Stated exercise
Copy out each of these rows word for word, leaving out the pictures.

Records to use
....

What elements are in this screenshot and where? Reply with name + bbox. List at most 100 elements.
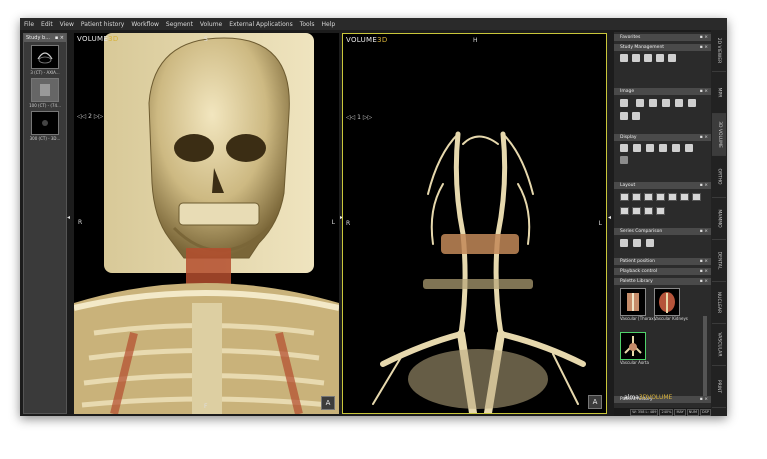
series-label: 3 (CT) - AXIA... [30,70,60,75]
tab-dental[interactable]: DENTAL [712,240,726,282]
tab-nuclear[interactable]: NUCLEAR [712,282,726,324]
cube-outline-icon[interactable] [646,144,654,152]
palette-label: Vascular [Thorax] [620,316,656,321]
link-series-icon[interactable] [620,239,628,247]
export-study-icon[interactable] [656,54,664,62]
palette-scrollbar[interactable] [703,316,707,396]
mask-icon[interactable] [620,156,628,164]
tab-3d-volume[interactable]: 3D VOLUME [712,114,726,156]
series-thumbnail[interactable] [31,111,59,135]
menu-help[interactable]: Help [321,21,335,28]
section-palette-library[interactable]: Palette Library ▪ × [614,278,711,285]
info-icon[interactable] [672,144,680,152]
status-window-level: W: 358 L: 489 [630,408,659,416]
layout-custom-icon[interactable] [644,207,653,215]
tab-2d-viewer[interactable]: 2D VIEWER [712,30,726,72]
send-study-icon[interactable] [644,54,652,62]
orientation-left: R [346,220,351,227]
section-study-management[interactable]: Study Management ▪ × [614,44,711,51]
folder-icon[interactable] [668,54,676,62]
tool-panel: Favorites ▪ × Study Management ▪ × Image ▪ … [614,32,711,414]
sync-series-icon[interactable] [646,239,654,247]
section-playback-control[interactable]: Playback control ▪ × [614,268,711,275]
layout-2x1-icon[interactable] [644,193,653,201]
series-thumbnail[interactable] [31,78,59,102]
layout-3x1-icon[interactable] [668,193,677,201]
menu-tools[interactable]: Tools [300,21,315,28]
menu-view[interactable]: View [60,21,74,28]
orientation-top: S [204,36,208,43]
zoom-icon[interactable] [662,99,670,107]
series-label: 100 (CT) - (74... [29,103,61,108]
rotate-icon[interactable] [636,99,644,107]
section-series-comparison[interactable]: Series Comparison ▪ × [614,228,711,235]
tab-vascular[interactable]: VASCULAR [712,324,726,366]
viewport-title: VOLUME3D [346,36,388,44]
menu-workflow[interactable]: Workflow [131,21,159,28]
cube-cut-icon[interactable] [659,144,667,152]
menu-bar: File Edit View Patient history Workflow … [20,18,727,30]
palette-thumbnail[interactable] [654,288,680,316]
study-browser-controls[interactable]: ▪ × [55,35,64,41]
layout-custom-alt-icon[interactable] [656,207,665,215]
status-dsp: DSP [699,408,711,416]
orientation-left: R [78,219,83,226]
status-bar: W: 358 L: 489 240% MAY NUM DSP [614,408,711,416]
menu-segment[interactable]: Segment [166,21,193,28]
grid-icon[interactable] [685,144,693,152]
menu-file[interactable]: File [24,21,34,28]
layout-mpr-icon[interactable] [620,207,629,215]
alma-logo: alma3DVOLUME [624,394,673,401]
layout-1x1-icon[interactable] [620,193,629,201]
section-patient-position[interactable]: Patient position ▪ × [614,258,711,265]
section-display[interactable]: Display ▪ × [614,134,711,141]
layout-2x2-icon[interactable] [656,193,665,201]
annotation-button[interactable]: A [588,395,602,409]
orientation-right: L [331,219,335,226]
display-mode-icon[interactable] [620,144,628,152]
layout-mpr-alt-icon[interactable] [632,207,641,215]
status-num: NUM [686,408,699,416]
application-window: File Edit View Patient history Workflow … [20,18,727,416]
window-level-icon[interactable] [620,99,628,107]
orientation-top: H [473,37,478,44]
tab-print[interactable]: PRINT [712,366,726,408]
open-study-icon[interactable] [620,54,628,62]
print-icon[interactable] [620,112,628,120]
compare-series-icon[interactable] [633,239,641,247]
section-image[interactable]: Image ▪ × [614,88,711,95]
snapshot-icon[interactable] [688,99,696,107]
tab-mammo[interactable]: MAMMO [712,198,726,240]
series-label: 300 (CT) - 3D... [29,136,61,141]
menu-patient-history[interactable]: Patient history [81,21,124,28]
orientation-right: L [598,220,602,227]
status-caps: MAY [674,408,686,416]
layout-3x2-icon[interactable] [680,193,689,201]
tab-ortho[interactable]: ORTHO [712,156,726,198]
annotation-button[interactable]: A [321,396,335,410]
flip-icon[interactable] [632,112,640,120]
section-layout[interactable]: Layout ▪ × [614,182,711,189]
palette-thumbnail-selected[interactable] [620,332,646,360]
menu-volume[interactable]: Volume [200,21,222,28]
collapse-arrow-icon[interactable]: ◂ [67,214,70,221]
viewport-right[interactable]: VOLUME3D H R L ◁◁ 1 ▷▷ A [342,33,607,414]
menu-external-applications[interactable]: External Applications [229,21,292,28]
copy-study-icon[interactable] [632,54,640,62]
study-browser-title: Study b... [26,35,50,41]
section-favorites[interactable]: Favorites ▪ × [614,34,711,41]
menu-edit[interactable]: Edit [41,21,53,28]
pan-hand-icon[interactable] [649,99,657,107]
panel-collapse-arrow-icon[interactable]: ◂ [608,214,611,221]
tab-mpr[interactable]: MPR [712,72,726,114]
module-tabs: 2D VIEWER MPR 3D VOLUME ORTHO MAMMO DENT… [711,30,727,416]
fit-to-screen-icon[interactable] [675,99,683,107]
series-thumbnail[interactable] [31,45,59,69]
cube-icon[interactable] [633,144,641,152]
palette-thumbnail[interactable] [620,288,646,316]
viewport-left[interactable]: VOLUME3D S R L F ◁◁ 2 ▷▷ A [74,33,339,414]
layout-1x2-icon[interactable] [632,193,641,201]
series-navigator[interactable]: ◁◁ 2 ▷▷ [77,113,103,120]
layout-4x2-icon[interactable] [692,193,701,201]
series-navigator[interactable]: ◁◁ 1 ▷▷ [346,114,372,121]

....

Solution to this exercise
What elements are in this screenshot and where? Reply with name + bbox. List at most 100 elements.
series-label: 3 (CT) - AXIA... [30,70,60,75]
tab-dental[interactable]: DENTAL [712,240,726,282]
tab-nuclear[interactable]: NUCLEAR [712,282,726,324]
cube-outline-icon[interactable] [646,144,654,152]
palette-label: Vascular [Thorax] [620,316,656,321]
link-series-icon[interactable] [620,239,628,247]
export-study-icon[interactable] [656,54,664,62]
palette-scrollbar[interactable] [703,316,707,396]
mask-icon[interactable] [620,156,628,164]
tab-3d-volume[interactable]: 3D VOLUME [712,114,726,156]
series-thumbnail[interactable] [31,111,59,135]
menu-help[interactable]: Help [321,21,335,28]
section-palette-library[interactable]: Palette Library ▪ × [614,278,711,285]
info-icon[interactable] [672,144,680,152]
status-window-level: W: 358 L: 489 [630,408,659,416]
layout-custom-icon[interactable] [644,207,653,215]
tab-2d-viewer[interactable]: 2D VIEWER [712,30,726,72]
send-study-icon[interactable] [644,54,652,62]
orientation-left: R [346,220,351,227]
section-study-management[interactable]: Study Management ▪ × [614,44,711,51]
folder-icon[interactable] [668,54,676,62]
tool-panel: Favorites ▪ × Study Management ▪ × Image ▪ … [614,32,711,414]
sync-series-icon[interactable] [646,239,654,247]
section-playback-control[interactable]: Playback control ▪ × [614,268,711,275]
layout-2x1-icon[interactable] [644,193,653,201]
series-thumbnail[interactable] [31,78,59,102]
layout-3x1-icon[interactable] [668,193,677,201]
menu-tools[interactable]: Tools [300,21,315,28]
menu-view[interactable]: View [60,21,74,28]
orientation-top: S [204,36,208,43]
zoom-icon[interactable] [662,99,670,107]
series-label: 100 (CT) - (74... [29,103,61,108]
rotate-icon[interactable] [636,99,644,107]
section-series-comparison[interactable]: Series Comparison ▪ × [614,228,711,235]
tab-vascular[interactable]: VASCULAR [712,324,726,366]
viewport-title: VOLUME3D [346,36,388,44]
menu-workflow[interactable]: Workflow [131,21,159,28]
cube-cut-icon[interactable] [659,144,667,152]
menu-bar: File Edit View Patient history Workflow … [20,18,727,30]
palette-thumbnail[interactable] [654,288,680,316]
study-browser-controls[interactable]: ▪ × [55,35,64,41]
layout-custom-alt-icon[interactable] [656,207,665,215]
status-dsp: DSP [699,408,711,416]
orientation-left: R [78,219,83,226]
status-bar: W: 358 L: 489 240% MAY NUM DSP [614,408,711,416]
menu-segment[interactable]: Segment [166,21,193,28]
grid-icon[interactable] [685,144,693,152]
menu-file[interactable]: File [24,21,34,28]
layout-mpr-icon[interactable] [620,207,629,215]
alma-logo: alma3DVOLUME [624,394,673,401]
layout-1x1-icon[interactable] [620,193,629,201]
section-patient-position[interactable]: Patient position ▪ × [614,258,711,265]
section-display[interactable]: Display ▪ × [614,134,711,141]
layout-2x2-icon[interactable] [656,193,665,201]
annotation-button[interactable]: A [588,395,602,409]
orientation-right: L [331,219,335,226]
display-mode-icon[interactable] [620,144,628,152]
layout-mpr-alt-icon[interactable] [632,207,641,215]
status-num: NUM [686,408,699,416]
application-window: File Edit View Patient history Workflow … [20,18,727,416]
window-level-icon[interactable] [620,99,628,107]
orientation-top: H [473,37,478,44]
tab-print[interactable]: PRINT [712,366,726,408]
open-study-icon[interactable] [620,54,628,62]
print-icon[interactable] [620,112,628,120]
compare-series-icon[interactable] [633,239,641,247]
section-image[interactable]: Image ▪ × [614,88,711,95]
snapshot-icon[interactable] [688,99,696,107]
tab-mammo[interactable]: MAMMO [712,198,726,240]
series-label: 300 (CT) - 3D... [29,136,61,141]
menu-patient-history[interactable]: Patient history [81,21,124,28]
orientation-right: L [598,220,602,227]
status-caps: MAY [674,408,686,416]
layout-3x2-icon[interactable] [680,193,689,201]
tab-ortho[interactable]: ORTHO [712,156,726,198]
annotation-button[interactable]: A [321,396,335,410]
flip-icon[interactable] [632,112,640,120]
section-layout[interactable]: Layout ▪ × [614,182,711,189]
palette-thumbnail-selected[interactable] [620,332,646,360]
menu-volume[interactable]: Volume [200,21,222,28]
collapse-arrow-icon[interactable]: ◂ [67,214,70,221]
viewport-right[interactable]: VOLUME3D H R L ◁◁ 1 ▷▷ A [342,33,607,414]
menu-external-applications[interactable]: External Applications [229,21,292,28]
copy-study-icon[interactable] [632,54,640,62]
study-browser-title: Study b... [26,35,50,41]
section-favorites[interactable]: Favorites ▪ × [614,34,711,41]
menu-edit[interactable]: Edit [41,21,53,28]
pan-hand-icon[interactable] [649,99,657,107]
panel-collapse-arrow-icon[interactable]: ◂ [608,214,611,221]
tab-mpr[interactable]: MPR [712,72,726,114]
module-tabs: 2D VIEWER MPR 3D VOLUME ORTHO MAMMO DENT… [711,30,727,416]
fit-to-screen-icon[interactable] [675,99,683,107]
series-thumbnail[interactable] [31,45,59,69]
cube-icon[interactable] [633,144,641,152]
palette-thumbnail[interactable] [620,288,646,316]
viewport-left[interactable]: VOLUME3D S R L F ◁◁ 2 ▷▷ A [74,33,339,414]
layout-1x2-icon[interactable] [632,193,641,201]
series-navigator[interactable]: ◁◁ 2 ▷▷ [77,113,103,120]
layout-4x2-icon[interactable] [692,193,701,201]
series-navigator[interactable]: ◁◁ 1 ▷▷ [346,114,372,121]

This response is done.